Given task - Pull out every line below that contains the word "business".

————

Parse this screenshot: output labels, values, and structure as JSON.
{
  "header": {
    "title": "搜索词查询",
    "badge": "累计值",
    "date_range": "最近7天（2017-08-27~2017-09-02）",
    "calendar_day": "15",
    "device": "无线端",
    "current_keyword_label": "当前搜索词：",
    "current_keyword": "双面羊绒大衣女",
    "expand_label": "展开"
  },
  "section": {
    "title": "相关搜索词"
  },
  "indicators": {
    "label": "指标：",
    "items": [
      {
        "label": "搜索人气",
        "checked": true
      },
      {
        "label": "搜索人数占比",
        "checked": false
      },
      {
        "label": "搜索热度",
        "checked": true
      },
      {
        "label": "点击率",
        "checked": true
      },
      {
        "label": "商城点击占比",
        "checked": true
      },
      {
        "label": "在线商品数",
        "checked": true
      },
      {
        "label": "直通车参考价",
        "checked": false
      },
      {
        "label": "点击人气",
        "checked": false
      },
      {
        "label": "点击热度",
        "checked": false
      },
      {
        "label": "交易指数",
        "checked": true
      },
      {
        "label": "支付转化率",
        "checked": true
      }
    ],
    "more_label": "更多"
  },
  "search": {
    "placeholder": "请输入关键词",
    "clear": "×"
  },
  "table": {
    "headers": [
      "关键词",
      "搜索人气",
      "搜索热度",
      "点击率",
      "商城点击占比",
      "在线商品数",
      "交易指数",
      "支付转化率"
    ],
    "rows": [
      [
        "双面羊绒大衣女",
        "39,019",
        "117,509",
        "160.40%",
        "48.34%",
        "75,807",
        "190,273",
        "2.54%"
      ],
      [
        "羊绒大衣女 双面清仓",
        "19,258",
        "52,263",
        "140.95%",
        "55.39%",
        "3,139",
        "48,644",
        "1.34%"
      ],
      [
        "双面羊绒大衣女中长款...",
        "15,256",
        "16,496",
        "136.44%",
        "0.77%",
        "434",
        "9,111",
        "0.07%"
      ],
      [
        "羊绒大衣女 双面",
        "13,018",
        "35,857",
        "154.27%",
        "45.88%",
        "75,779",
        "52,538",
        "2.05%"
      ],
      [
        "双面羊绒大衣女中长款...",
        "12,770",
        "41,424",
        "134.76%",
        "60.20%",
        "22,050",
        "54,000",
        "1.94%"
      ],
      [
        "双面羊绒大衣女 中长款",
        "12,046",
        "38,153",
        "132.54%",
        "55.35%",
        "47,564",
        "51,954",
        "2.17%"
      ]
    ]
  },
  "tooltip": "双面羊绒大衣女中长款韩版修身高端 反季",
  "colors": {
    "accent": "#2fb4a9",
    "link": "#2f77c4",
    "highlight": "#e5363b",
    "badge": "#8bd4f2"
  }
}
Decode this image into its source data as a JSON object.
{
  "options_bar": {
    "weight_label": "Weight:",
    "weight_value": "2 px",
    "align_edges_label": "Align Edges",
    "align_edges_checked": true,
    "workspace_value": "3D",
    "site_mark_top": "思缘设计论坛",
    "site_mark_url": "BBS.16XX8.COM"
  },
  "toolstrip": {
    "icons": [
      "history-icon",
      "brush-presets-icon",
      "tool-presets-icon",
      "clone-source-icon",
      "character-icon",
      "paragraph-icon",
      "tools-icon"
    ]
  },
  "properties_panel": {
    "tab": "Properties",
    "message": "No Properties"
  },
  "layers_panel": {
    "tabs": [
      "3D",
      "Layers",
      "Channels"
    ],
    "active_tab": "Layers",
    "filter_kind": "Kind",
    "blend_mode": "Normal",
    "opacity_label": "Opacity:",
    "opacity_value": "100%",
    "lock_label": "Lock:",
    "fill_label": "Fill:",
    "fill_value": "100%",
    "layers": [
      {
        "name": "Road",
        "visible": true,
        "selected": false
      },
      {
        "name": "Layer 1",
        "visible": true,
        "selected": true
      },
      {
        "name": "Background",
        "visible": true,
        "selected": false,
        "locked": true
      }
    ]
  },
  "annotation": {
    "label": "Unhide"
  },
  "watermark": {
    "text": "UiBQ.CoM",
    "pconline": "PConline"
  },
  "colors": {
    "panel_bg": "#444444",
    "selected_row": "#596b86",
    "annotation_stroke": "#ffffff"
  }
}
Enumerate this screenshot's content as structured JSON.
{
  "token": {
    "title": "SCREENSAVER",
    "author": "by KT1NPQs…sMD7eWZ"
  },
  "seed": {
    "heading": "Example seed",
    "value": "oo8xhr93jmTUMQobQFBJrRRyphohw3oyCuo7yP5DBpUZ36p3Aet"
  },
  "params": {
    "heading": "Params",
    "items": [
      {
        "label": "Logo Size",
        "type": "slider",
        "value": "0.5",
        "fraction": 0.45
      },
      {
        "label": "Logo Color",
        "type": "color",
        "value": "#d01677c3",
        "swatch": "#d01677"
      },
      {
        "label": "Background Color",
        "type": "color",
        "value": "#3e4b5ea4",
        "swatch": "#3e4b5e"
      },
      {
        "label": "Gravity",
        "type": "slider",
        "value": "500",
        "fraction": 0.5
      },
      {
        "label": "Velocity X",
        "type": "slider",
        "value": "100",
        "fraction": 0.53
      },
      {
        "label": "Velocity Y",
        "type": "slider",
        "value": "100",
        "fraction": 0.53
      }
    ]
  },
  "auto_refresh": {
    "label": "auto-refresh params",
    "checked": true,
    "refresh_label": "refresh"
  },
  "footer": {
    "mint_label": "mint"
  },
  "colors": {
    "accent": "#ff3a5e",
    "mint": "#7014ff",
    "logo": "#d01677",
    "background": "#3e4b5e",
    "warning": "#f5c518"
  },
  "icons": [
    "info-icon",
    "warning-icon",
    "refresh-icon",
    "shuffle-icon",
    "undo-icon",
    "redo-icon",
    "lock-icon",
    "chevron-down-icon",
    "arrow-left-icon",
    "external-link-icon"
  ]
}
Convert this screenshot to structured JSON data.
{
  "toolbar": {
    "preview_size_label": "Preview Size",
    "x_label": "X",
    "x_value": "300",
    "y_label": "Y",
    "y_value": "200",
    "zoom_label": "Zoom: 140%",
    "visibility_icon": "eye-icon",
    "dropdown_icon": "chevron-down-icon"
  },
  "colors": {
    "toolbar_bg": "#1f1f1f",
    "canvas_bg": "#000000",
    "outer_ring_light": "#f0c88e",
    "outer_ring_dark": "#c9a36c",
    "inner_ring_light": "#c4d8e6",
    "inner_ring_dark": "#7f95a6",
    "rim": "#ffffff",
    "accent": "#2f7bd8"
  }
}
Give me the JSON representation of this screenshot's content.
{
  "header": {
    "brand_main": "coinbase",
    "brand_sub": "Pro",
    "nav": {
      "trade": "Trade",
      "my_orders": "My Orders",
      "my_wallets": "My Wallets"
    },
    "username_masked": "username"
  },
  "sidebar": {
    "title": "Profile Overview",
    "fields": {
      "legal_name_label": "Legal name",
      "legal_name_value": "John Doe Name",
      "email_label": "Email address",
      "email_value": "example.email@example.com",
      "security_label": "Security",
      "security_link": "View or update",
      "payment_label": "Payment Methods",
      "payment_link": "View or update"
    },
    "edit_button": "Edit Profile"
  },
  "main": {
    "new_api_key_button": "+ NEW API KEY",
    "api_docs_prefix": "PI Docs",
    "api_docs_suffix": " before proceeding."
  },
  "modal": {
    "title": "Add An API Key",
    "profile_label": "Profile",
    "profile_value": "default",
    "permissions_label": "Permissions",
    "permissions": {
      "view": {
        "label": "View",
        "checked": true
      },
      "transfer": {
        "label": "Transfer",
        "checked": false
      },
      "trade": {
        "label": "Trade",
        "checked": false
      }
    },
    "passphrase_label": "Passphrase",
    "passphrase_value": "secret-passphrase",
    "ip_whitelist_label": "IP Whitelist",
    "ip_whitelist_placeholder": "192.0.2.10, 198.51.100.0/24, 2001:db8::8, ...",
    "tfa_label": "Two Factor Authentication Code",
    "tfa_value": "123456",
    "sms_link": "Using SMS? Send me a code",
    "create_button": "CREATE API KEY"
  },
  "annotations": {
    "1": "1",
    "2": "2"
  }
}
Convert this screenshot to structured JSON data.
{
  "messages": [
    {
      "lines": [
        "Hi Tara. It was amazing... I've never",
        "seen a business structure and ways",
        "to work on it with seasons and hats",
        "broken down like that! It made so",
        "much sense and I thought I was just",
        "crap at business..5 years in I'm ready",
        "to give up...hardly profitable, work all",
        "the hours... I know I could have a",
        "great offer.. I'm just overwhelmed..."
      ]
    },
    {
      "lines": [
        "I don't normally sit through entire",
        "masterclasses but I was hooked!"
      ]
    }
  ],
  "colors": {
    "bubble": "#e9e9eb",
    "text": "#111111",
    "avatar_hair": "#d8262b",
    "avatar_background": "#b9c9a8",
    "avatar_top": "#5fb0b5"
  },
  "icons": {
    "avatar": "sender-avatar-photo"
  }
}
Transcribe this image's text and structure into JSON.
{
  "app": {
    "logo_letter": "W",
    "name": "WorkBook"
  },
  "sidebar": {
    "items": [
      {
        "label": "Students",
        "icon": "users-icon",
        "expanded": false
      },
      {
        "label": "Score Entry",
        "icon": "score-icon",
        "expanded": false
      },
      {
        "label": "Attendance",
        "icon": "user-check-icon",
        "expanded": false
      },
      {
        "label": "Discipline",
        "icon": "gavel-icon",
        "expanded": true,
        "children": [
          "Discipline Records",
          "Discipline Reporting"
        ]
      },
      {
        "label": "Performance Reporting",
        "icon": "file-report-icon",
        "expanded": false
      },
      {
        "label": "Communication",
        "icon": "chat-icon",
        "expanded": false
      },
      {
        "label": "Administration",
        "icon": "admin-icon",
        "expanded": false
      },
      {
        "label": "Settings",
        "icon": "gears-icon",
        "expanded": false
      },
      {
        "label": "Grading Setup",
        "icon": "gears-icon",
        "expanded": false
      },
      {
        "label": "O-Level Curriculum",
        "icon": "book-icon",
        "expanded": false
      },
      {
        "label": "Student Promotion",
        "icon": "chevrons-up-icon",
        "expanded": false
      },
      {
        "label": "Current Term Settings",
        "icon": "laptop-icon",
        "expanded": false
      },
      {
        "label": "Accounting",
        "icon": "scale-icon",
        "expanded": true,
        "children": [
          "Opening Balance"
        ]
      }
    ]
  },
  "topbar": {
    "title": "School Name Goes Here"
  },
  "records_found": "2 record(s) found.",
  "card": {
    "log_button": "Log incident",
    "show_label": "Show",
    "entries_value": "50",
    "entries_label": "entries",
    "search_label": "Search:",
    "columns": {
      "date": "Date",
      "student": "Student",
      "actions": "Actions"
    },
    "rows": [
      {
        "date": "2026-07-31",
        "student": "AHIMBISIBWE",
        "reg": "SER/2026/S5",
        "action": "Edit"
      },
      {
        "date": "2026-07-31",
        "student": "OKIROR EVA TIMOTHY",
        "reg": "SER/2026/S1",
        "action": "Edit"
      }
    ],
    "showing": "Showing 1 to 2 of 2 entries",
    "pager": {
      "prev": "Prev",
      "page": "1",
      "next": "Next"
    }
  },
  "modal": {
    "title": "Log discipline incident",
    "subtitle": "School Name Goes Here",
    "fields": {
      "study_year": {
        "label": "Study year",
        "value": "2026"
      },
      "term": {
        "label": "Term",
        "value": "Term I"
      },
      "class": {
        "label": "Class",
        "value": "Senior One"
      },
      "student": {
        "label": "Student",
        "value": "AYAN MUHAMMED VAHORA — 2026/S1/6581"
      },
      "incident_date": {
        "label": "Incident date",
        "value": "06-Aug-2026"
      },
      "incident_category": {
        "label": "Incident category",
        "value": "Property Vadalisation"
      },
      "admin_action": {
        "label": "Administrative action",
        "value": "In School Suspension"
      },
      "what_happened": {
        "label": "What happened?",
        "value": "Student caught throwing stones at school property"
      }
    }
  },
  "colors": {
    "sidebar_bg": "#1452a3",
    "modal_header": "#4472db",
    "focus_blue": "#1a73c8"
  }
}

————

Written response -
        "seen a business structure and ways",
        "crap at business..5 years in I'm ready",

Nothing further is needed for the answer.